START
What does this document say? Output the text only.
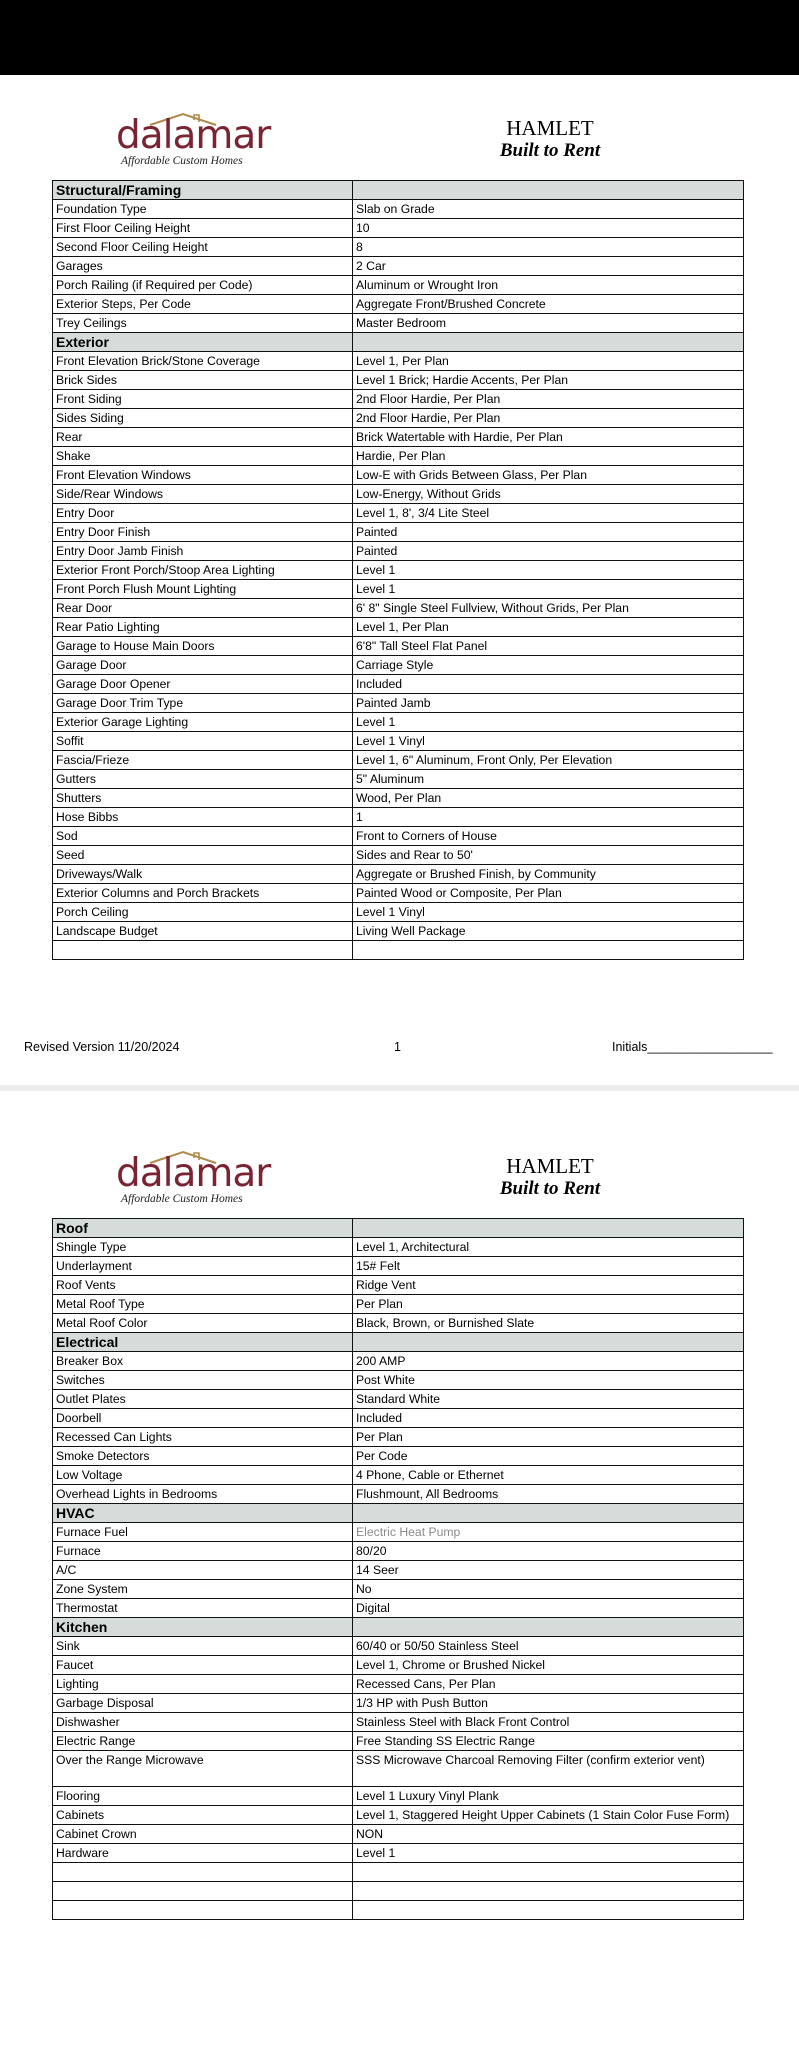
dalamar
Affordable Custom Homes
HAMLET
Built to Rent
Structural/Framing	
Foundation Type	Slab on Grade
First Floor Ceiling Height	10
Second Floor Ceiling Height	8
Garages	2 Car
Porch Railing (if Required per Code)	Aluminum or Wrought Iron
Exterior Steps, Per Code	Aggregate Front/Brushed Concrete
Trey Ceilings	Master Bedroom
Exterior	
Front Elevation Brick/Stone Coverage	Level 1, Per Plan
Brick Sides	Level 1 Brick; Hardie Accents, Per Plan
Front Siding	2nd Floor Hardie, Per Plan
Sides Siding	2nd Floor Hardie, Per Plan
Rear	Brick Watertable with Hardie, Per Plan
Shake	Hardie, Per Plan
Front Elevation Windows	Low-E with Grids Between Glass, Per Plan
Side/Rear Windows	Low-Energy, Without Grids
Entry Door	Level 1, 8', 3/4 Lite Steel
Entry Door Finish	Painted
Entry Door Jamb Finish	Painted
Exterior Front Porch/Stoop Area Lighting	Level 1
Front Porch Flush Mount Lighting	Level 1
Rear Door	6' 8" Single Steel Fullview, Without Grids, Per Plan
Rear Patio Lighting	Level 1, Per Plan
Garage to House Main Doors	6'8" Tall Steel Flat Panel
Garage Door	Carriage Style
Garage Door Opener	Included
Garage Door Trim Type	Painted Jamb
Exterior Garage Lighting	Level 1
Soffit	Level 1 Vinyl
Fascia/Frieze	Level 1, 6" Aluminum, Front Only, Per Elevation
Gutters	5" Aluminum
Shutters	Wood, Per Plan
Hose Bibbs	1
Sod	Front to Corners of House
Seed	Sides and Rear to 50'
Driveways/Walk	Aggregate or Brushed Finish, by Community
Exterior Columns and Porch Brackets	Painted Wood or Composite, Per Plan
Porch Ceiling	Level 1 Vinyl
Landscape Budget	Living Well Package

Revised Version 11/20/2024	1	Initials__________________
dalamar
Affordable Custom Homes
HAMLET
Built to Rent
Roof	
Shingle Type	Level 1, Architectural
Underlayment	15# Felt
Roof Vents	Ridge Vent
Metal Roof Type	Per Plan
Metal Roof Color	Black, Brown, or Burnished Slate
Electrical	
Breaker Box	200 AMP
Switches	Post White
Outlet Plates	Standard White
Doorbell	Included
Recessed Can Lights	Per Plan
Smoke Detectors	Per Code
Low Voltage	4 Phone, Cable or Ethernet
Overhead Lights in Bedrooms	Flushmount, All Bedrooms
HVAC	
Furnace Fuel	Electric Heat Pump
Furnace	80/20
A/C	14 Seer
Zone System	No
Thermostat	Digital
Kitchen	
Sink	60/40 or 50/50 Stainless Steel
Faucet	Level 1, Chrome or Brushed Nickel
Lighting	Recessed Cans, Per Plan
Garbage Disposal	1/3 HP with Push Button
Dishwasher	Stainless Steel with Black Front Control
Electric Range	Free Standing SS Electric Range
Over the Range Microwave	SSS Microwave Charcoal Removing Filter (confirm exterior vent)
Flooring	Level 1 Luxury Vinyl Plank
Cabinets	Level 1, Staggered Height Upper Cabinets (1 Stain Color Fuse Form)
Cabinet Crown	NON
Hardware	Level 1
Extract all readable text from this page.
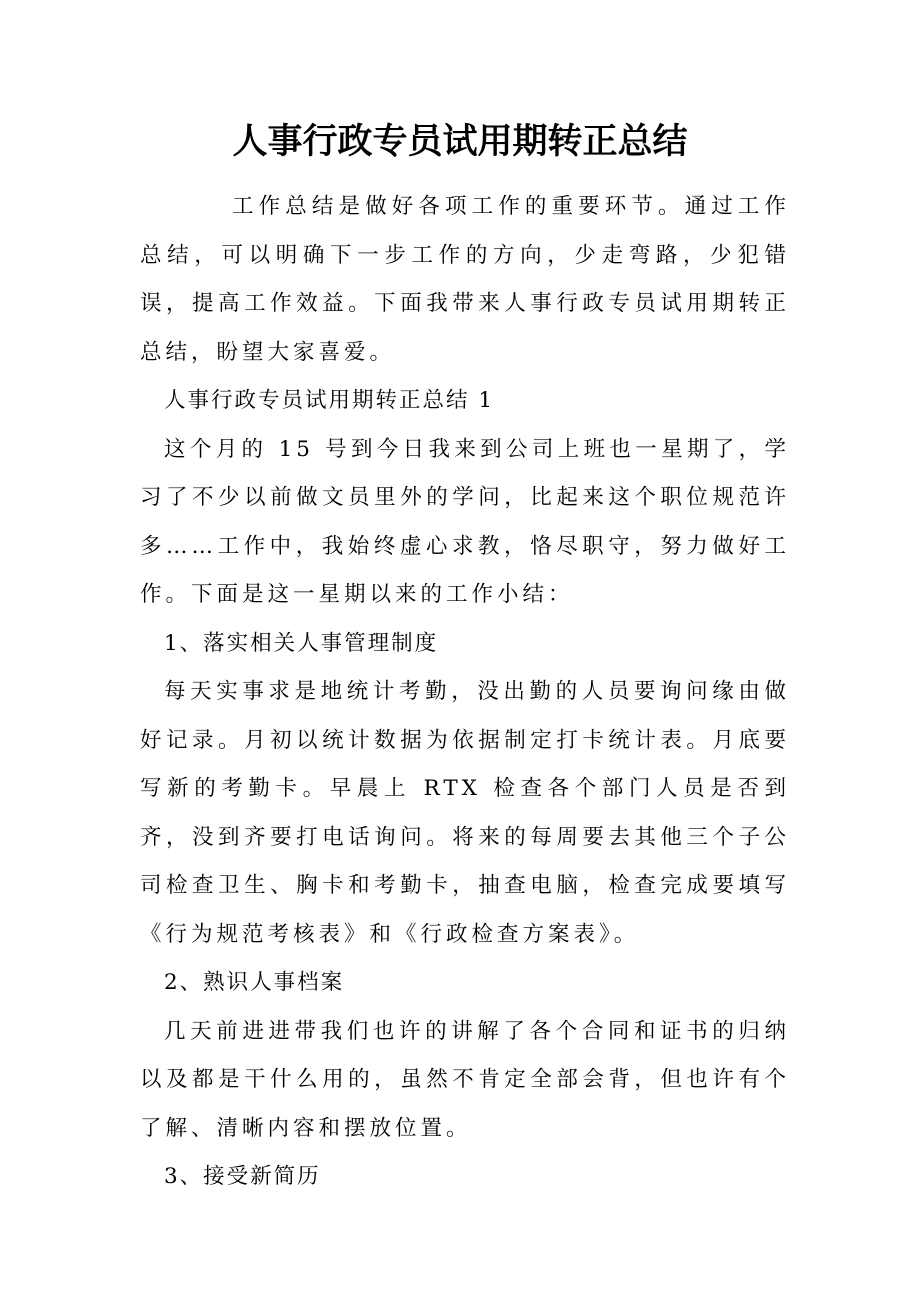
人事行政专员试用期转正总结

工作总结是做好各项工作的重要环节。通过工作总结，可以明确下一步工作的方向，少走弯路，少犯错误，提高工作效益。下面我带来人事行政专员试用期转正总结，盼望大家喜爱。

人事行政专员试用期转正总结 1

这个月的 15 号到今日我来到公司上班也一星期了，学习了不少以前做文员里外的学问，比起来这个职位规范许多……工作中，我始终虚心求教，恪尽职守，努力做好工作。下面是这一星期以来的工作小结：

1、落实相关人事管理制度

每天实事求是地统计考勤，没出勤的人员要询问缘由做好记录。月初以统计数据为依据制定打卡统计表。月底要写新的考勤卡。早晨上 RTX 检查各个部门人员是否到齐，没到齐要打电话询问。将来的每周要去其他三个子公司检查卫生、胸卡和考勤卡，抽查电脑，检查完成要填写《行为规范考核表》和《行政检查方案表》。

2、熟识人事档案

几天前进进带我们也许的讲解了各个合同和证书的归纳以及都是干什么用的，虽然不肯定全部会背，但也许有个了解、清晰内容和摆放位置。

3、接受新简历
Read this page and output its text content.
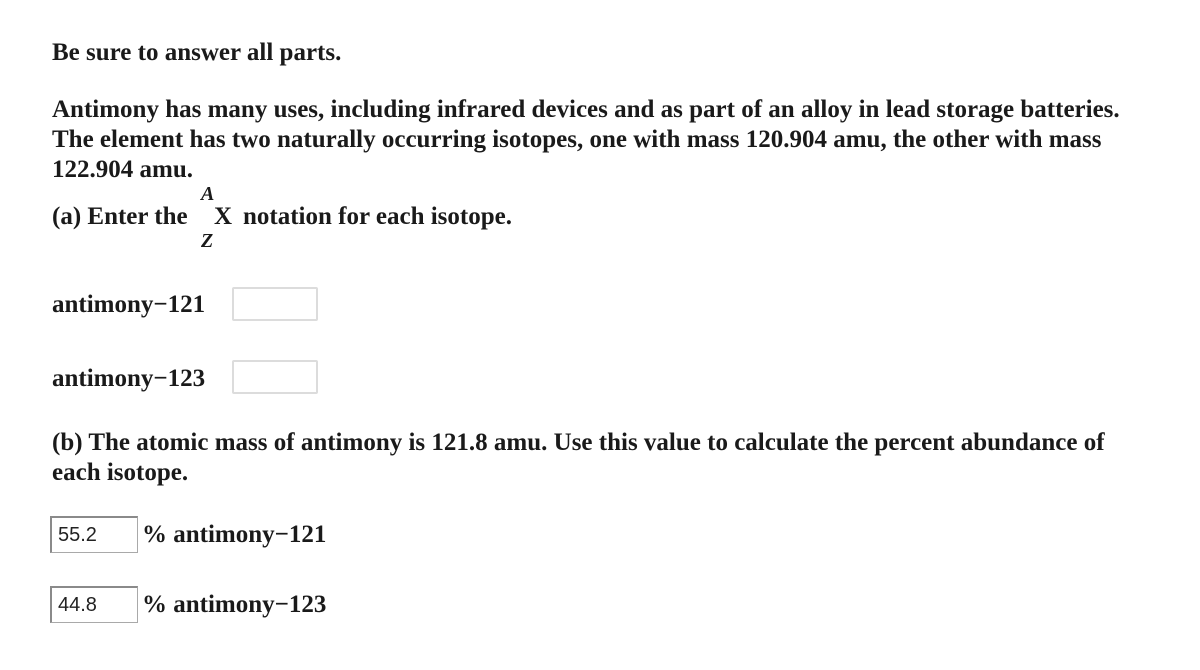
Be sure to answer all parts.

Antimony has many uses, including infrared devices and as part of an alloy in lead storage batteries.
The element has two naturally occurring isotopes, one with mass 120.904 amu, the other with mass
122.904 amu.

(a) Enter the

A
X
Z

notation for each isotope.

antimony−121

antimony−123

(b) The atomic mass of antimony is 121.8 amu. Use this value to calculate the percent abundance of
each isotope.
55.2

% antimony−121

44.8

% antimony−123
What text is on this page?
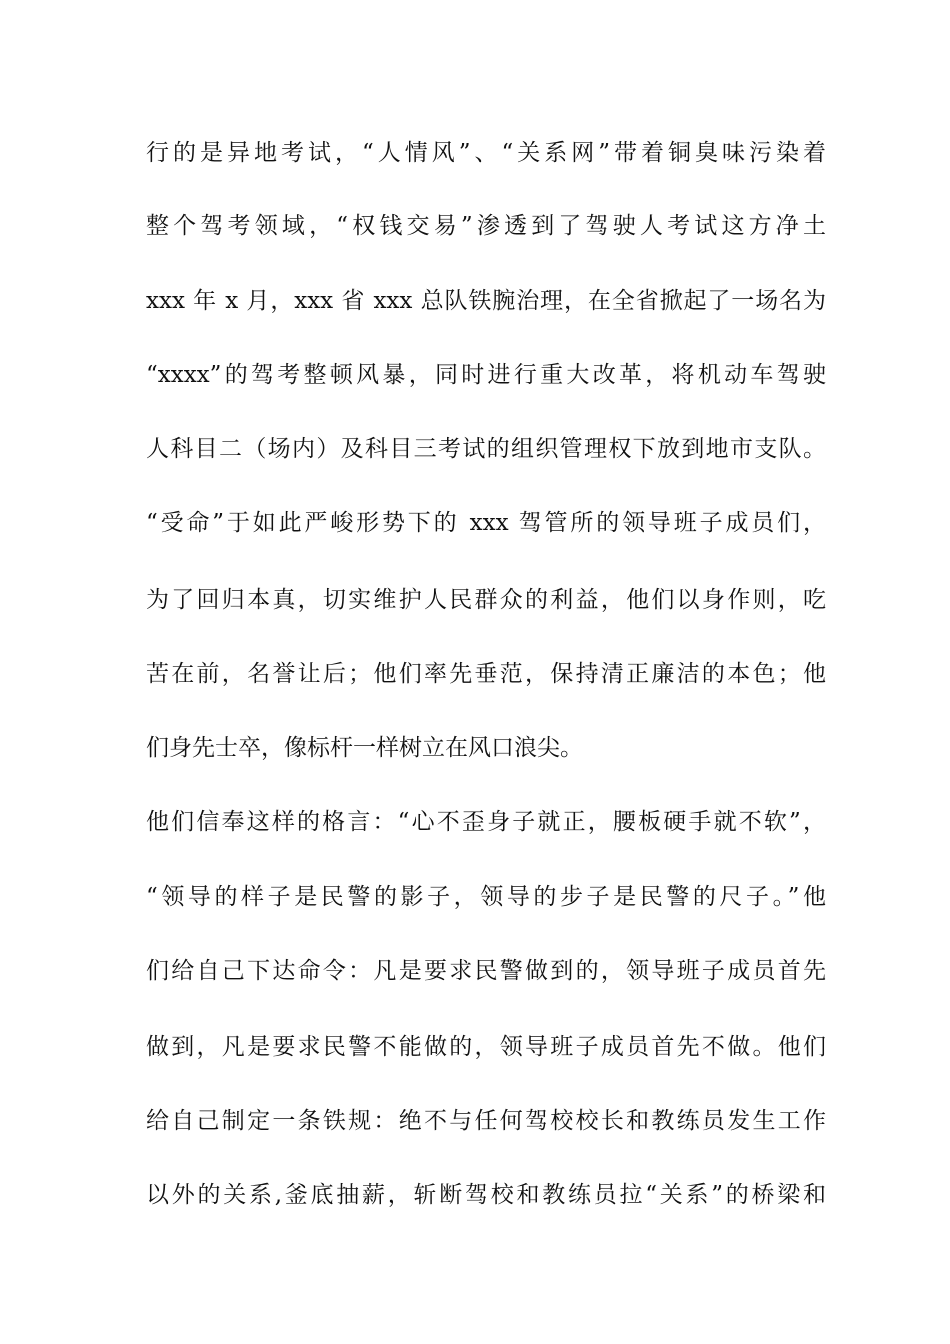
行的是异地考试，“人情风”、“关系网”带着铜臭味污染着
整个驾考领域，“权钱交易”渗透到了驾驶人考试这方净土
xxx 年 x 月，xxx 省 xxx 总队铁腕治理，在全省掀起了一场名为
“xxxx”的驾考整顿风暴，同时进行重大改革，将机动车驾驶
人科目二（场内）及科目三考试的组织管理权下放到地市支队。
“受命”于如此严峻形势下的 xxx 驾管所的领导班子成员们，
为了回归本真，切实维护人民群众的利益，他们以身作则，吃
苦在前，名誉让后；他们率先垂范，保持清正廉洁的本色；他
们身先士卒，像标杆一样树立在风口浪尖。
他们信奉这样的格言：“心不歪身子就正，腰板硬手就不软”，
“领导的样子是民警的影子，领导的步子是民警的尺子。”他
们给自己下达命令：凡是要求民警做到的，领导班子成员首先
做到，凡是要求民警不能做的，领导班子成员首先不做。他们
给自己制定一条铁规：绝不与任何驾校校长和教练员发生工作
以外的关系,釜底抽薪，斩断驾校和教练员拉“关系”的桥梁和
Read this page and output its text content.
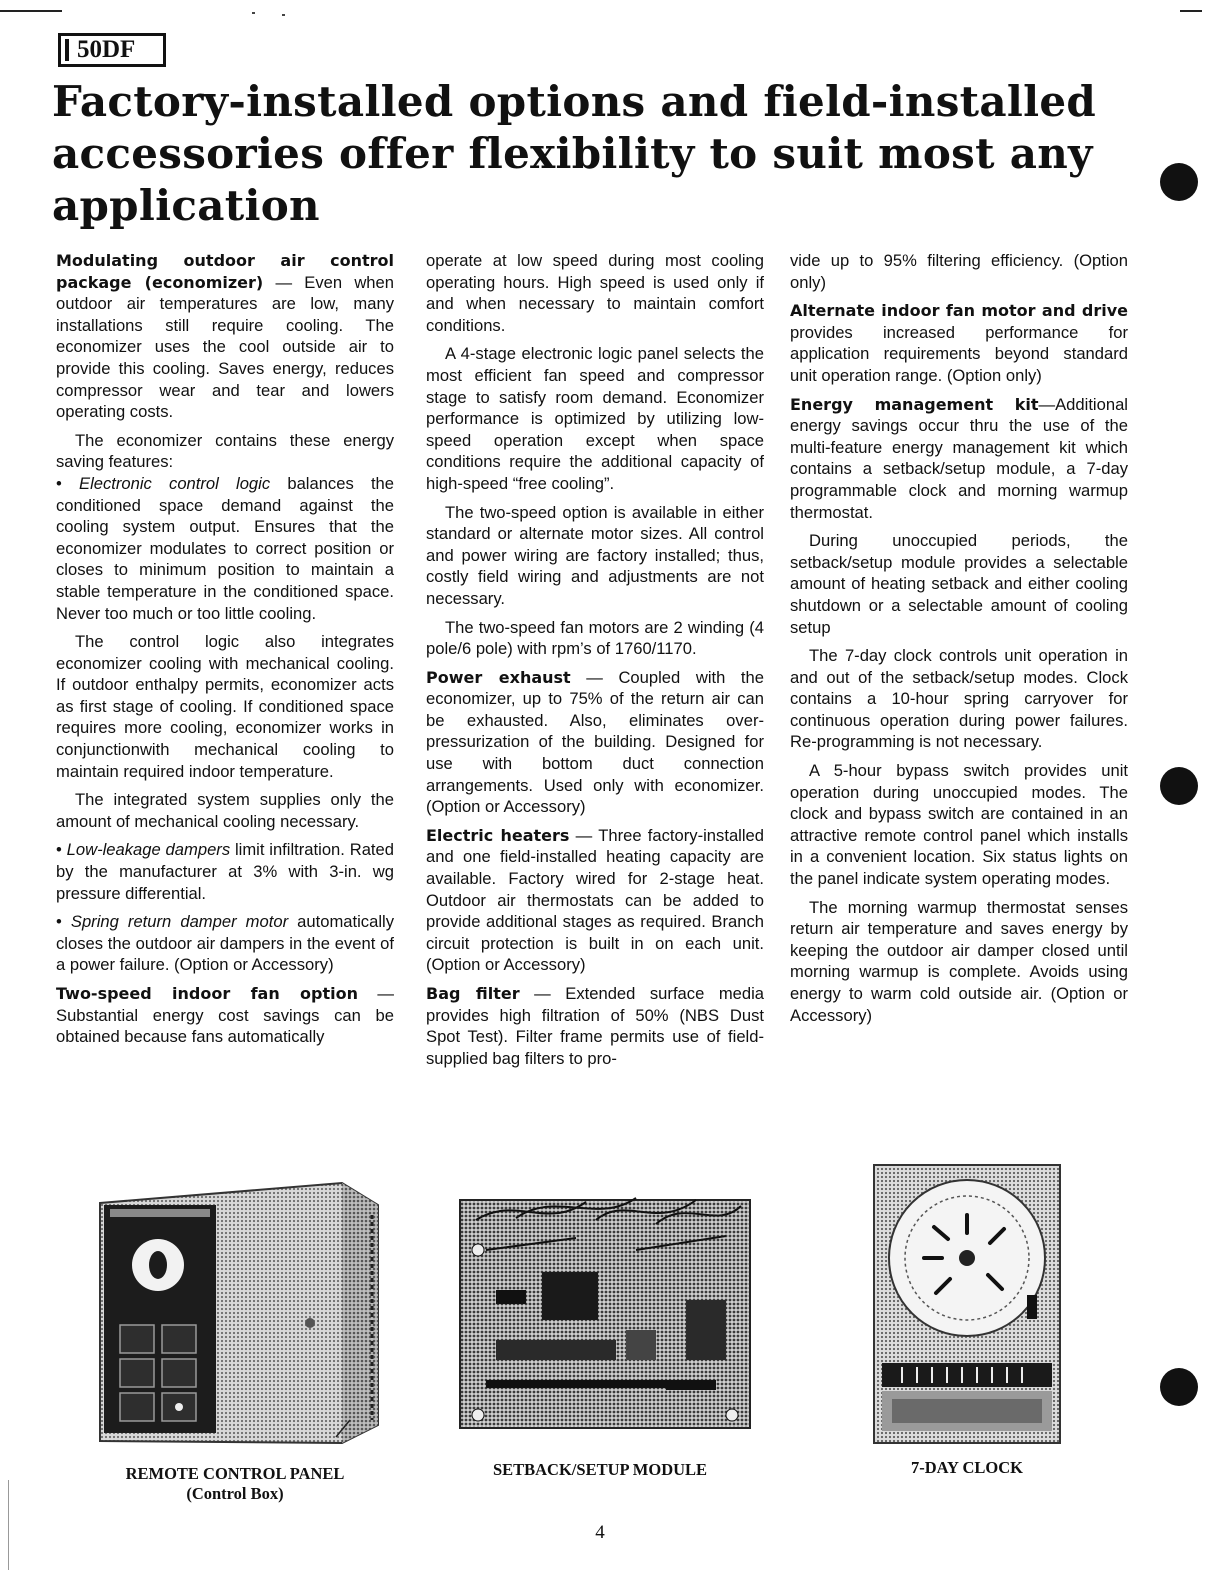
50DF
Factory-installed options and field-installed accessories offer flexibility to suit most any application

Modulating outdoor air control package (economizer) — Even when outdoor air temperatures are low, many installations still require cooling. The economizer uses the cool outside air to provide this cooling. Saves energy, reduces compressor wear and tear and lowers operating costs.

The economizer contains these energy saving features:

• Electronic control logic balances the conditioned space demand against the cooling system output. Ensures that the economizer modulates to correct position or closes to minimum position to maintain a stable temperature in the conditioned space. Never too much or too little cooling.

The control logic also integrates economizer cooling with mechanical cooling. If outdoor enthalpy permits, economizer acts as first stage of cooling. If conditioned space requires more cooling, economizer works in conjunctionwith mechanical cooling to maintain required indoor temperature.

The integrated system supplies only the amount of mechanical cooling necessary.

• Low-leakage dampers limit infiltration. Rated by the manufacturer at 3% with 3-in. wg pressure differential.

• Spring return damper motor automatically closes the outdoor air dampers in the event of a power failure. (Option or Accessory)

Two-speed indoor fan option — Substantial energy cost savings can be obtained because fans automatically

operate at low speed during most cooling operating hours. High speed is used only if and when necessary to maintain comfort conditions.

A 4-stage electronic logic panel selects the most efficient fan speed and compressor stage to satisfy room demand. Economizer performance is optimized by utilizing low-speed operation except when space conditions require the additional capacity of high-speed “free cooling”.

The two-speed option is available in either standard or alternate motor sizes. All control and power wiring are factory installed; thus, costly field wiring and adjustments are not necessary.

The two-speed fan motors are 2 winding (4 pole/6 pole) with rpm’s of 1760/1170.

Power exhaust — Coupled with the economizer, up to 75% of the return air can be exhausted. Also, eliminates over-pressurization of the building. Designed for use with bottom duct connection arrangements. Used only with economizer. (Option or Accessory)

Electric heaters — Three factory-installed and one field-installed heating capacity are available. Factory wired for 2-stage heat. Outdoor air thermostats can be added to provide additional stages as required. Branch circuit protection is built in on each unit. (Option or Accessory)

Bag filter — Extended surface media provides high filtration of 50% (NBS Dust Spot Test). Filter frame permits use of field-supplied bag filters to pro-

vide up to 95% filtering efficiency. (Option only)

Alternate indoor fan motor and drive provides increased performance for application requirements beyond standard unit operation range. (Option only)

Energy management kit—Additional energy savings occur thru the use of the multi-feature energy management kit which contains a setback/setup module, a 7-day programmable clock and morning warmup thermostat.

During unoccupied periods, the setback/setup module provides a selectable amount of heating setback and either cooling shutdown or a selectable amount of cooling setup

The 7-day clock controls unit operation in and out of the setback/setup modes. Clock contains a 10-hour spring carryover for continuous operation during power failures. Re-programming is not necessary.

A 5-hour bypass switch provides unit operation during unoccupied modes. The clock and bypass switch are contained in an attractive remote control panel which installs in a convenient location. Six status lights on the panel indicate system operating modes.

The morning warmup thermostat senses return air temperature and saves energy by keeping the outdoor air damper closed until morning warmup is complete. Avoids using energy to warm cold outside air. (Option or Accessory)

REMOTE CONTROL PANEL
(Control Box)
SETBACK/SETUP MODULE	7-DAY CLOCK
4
END
» **Aim of the exercise**
From the listing above, copy all lines holding the word "Stainless".

» **Task output**
Sink	60/40 or 50/50 Stainless Steel
Dishwasher	Stainless Steel with Black Front Control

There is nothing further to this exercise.